## Task to complete:
Quote each record exactly, please, leaving none out.
------------------------------------------------------------------------
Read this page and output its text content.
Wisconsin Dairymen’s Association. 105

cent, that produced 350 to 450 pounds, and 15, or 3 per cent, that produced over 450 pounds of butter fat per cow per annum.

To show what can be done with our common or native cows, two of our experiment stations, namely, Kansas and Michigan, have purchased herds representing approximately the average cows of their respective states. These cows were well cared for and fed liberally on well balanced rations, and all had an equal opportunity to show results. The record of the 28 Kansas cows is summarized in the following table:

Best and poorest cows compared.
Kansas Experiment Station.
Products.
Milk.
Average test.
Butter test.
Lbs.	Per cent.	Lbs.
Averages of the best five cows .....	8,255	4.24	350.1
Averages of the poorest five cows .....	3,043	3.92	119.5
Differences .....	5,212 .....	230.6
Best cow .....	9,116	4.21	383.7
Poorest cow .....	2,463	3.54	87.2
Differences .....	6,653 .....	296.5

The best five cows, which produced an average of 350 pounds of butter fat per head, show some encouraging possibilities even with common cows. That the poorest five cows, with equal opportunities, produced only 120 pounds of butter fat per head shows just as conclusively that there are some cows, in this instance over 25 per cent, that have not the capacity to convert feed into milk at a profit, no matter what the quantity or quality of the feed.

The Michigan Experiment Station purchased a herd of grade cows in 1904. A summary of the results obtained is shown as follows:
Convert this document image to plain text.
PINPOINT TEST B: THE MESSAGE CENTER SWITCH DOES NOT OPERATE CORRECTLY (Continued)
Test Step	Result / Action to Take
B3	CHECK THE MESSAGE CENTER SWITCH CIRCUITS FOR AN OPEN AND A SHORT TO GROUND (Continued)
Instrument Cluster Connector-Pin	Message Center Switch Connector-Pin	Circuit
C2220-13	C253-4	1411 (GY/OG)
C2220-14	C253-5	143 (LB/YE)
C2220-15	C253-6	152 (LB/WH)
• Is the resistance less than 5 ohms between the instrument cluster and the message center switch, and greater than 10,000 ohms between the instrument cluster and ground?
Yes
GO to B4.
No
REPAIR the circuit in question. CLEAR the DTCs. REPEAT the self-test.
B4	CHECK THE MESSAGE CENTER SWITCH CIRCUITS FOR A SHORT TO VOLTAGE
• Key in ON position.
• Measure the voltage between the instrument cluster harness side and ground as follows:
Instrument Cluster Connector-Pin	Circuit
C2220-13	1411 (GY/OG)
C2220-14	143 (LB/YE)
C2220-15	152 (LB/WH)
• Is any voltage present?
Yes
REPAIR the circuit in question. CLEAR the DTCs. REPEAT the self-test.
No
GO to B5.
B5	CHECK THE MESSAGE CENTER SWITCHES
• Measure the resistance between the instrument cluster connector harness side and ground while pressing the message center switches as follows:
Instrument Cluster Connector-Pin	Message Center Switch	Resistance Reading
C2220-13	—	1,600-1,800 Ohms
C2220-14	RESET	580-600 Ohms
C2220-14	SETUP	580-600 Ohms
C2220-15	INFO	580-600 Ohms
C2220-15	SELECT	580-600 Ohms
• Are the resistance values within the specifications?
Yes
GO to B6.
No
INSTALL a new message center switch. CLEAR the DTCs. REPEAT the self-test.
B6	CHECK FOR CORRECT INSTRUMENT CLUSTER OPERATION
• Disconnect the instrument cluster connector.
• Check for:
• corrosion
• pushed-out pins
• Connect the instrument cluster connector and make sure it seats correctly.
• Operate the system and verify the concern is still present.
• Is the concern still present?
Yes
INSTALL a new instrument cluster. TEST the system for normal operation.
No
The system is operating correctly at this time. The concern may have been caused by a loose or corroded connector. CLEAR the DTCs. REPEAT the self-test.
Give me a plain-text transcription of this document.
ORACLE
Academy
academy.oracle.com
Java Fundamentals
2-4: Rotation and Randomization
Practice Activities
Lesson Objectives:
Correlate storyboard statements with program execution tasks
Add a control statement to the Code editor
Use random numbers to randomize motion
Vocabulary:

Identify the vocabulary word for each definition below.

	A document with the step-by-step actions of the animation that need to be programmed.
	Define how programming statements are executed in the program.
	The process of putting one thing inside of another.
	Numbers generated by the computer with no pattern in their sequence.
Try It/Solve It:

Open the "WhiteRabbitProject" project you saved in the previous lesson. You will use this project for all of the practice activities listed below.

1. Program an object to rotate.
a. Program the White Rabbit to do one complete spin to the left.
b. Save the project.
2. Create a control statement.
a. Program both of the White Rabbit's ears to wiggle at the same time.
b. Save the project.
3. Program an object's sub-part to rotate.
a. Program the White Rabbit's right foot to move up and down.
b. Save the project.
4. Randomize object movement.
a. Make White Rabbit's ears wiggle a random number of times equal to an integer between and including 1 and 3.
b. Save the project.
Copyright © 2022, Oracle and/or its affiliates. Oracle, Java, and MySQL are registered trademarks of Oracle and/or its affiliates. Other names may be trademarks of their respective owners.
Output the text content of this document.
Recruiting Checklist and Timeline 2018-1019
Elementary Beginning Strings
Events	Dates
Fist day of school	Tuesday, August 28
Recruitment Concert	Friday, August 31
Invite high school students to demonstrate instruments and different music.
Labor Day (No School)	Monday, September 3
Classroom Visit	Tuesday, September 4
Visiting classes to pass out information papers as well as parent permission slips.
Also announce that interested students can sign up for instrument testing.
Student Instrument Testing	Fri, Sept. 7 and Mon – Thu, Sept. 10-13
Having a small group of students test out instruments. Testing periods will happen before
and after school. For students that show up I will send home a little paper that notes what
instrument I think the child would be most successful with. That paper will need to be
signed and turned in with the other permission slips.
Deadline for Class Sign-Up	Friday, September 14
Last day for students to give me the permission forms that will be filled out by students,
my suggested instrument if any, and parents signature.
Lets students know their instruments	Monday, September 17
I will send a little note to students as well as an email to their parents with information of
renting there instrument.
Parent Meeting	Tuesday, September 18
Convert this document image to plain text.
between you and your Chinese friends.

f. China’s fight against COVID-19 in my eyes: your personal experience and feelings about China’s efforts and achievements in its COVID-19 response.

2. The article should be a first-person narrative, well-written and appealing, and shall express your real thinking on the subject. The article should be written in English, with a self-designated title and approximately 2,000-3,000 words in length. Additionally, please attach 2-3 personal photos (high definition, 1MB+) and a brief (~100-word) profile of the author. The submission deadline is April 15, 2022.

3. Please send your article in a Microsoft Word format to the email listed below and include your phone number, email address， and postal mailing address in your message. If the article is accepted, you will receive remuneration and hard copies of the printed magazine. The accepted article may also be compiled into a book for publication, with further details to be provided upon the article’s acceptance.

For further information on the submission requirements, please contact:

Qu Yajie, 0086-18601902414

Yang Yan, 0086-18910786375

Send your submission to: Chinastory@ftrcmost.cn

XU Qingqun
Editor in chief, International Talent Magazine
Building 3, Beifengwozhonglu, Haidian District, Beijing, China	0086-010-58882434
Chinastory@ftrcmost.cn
------------------------------------------------------------------------
## Written answer:
Read this page and output its text content.
Wisconsin Dairymen’s Association. 105

cent, that produced 350 to 450 pounds, and 15, or 3 per cent, that produced over 450 pounds of butter fat per cow per annum.

To show what can be done with our common or native cows, two of our experiment stations, namely, Kansas and Michigan, have purchased herds representing approximately the average cows of their respective states. These cows were well cared for and fed liberally on well balanced rations, and all had an equal opportunity to show results. The record of the 28 Kansas cows is summarized in the following table:

Best and poorest cows compared.
Kansas Experiment Station.
Products.
Milk.
Average test.
Butter test.
Lbs.	Per cent.	Lbs.
Averages of the best five cows .....	8,255	4.24	350.1
Averages of the poorest five cows .....	3,043	3.92	119.5
Differences .....	5,212 .....	230.6
Best cow .....	9,116	4.21	383.7
Poorest cow .....	2,463	3.54	87.2
Differences .....	6,653 .....	296.5

The best five cows, which produced an average of 350 pounds of butter fat per head, show some encouraging possibilities even with common cows. That the poorest five cows, with equal opportunities, produced only 120 pounds of butter fat per head shows just as conclusively that there are some cows, in this instance over 25 per cent, that have not the capacity to convert feed into milk at a profit, no matter what the quantity or quality of the feed.

The Michigan Experiment Station purchased a herd of grade cows in 1904. A summary of the results obtained is shown as follows:
Convert this document image to plain text.
PINPOINT TEST B: THE MESSAGE CENTER SWITCH DOES NOT OPERATE CORRECTLY (Continued)
Test Step	Result / Action to Take
B3	CHECK THE MESSAGE CENTER SWITCH CIRCUITS FOR AN OPEN AND A SHORT TO GROUND (Continued)
Instrument Cluster Connector-Pin	Message Center Switch Connector-Pin	Circuit
C2220-13	C253-4	1411 (GY/OG)
C2220-14	C253-5	143 (LB/YE)
C2220-15	C253-6	152 (LB/WH)
• Is the resistance less than 5 ohms between the instrument cluster and the message center switch, and greater than 10,000 ohms between the instrument cluster and ground?
Yes
GO to B4.
No
REPAIR the circuit in question. CLEAR the DTCs. REPEAT the self-test.
B4	CHECK THE MESSAGE CENTER SWITCH CIRCUITS FOR A SHORT TO VOLTAGE
• Key in ON position.
• Measure the voltage between the instrument cluster harness side and ground as follows:
Instrument Cluster Connector-Pin	Circuit
C2220-13	1411 (GY/OG)
C2220-14	143 (LB/YE)
C2220-15	152 (LB/WH)
• Is any voltage present?
Yes
REPAIR the circuit in question. CLEAR the DTCs. REPEAT the self-test.
No
GO to B5.
B5	CHECK THE MESSAGE CENTER SWITCHES
• Measure the resistance between the instrument cluster connector harness side and ground while pressing the message center switches as follows:
Instrument Cluster Connector-Pin	Message Center Switch	Resistance Reading
C2220-13	—	1,600-1,800 Ohms
C2220-14	RESET	580-600 Ohms
C2220-14	SETUP	580-600 Ohms
C2220-15	INFO	580-600 Ohms
C2220-15	SELECT	580-600 Ohms
• Are the resistance values within the specifications?
Yes
GO to B6.
No
INSTALL a new message center switch. CLEAR the DTCs. REPEAT the self-test.
B6	CHECK FOR CORRECT INSTRUMENT CLUSTER OPERATION
• Disconnect the instrument cluster connector.
• Check for:
• corrosion
• pushed-out pins
• Connect the instrument cluster connector and make sure it seats correctly.
• Operate the system and verify the concern is still present.
• Is the concern still present?
Yes
INSTALL a new instrument cluster. TEST the system for normal operation.
No
The system is operating correctly at this time. The concern may have been caused by a loose or corroded connector. CLEAR the DTCs. REPEAT the self-test.
Give me a plain-text transcription of this document.
ORACLE
Academy
academy.oracle.com
Java Fundamentals
2-4: Rotation and Randomization
Practice Activities
Lesson Objectives:
Correlate storyboard statements with program execution tasks
Add a control statement to the Code editor
Use random numbers to randomize motion
Vocabulary:

Identify the vocabulary word for each definition below.

	A document with the step-by-step actions of the animation that need to be programmed.
	Define how programming statements are executed in the program.
	The process of putting one thing inside of another.
	Numbers generated by the computer with no pattern in their sequence.
Try It/Solve It:

Open the "WhiteRabbitProject" project you saved in the previous lesson. You will use this project for all of the practice activities listed below.

1. Program an object to rotate.
a. Program the White Rabbit to do one complete spin to the left.
b. Save the project.
2. Create a control statement.
a. Program both of the White Rabbit's ears to wiggle at the same time.
b. Save the project.
3. Program an object's sub-part to rotate.
a. Program the White Rabbit's right foot to move up and down.
b. Save the project.
4. Randomize object movement.
a. Make White Rabbit's ears wiggle a random number of times equal to an integer between and including 1 and 3.
b. Save the project.
Copyright © 2022, Oracle and/or its affiliates. Oracle, Java, and MySQL are registered trademarks of Oracle and/or its affiliates. Other names may be trademarks of their respective owners.
Output the text content of this document.
Recruiting Checklist and Timeline 2018-1019
Elementary Beginning Strings
Events	Dates
Fist day of school	Tuesday, August 28
Recruitment Concert	Friday, August 31
Invite high school students to demonstrate instruments and different music.
Labor Day (No School)	Monday, September 3
Classroom Visit	Tuesday, September 4
Visiting classes to pass out information papers as well as parent permission slips.
Also announce that interested students can sign up for instrument testing.
Student Instrument Testing	Fri, Sept. 7 and Mon – Thu, Sept. 10-13
Having a small group of students test out instruments. Testing periods will happen before
and after school. For students that show up I will send home a little paper that notes what
instrument I think the child would be most successful with. That paper will need to be
signed and turned in with the other permission slips.
Deadline for Class Sign-Up	Friday, September 14
Last day for students to give me the permission forms that will be filled out by students,
my suggested instrument if any, and parents signature.
Lets students know their instruments	Monday, September 17
I will send a little note to students as well as an email to their parents with information of
renting there instrument.
Parent Meeting	Tuesday, September 18
Convert this document image to plain text.
between you and your Chinese friends.

f. China’s fight against COVID-19 in my eyes: your personal experience and feelings about China’s efforts and achievements in its COVID-19 response.

2. The article should be a first-person narrative, well-written and appealing, and shall express your real thinking on the subject. The article should be written in English, with a self-designated title and approximately 2,000-3,000 words in length. Additionally, please attach 2-3 personal photos (high definition, 1MB+) and a brief (~100-word) profile of the author. The submission deadline is April 15, 2022.

3. Please send your article in a Microsoft Word format to the email listed below and include your phone number, email address， and postal mailing address in your message. If the article is accepted, you will receive remuneration and hard copies of the printed magazine. The accepted article may also be compiled into a book for publication, with further details to be provided upon the article’s acceptance.

For further information on the submission requirements, please contact:

Qu Yajie, 0086-18601902414

Yang Yan, 0086-18910786375

Send your submission to: Chinastory@ftrcmost.cn

XU Qingqun
Editor in chief, International Talent Magazine
Building 3, Beifengwozhonglu, Haidian District, Beijing, China	0086-010-58882434
Chinastory@ftrcmost.cn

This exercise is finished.